__Records shown__:
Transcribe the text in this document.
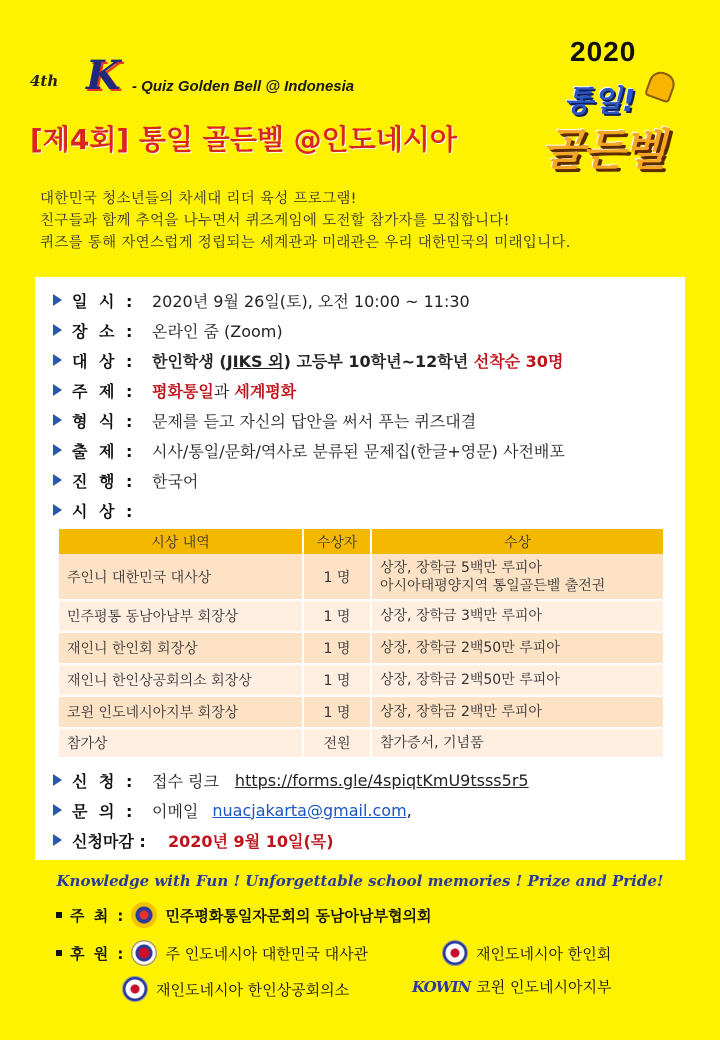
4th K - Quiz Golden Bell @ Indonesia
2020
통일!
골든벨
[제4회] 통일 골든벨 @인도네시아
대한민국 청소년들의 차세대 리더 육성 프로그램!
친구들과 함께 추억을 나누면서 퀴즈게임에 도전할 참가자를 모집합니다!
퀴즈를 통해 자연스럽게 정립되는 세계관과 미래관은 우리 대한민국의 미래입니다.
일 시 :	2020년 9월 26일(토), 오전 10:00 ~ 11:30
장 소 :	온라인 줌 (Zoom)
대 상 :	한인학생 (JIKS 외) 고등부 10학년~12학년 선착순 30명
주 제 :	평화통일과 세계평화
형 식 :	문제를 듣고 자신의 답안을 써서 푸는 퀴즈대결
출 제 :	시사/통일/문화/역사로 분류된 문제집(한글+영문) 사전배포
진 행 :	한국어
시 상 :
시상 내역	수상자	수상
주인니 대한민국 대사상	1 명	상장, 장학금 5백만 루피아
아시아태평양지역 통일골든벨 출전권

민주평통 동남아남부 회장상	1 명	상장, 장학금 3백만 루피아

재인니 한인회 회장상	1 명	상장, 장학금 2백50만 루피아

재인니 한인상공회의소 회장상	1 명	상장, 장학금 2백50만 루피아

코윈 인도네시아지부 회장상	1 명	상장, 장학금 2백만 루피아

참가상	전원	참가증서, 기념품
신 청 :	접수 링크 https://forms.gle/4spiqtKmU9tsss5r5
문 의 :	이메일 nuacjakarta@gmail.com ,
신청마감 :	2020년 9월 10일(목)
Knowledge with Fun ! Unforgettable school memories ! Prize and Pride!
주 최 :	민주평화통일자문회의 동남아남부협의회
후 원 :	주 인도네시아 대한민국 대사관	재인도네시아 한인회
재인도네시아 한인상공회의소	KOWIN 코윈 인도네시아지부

__Aim of the exercise__:
Scan the material above. Copy each line that holds the word "인도네시아지부".

__Task answer__:
코윈 인도네시아지부 회장상	1 명	상장, 장학금 2백만 루피아
재인도네시아 한인상공회의소	KOWIN 코윈 인도네시아지부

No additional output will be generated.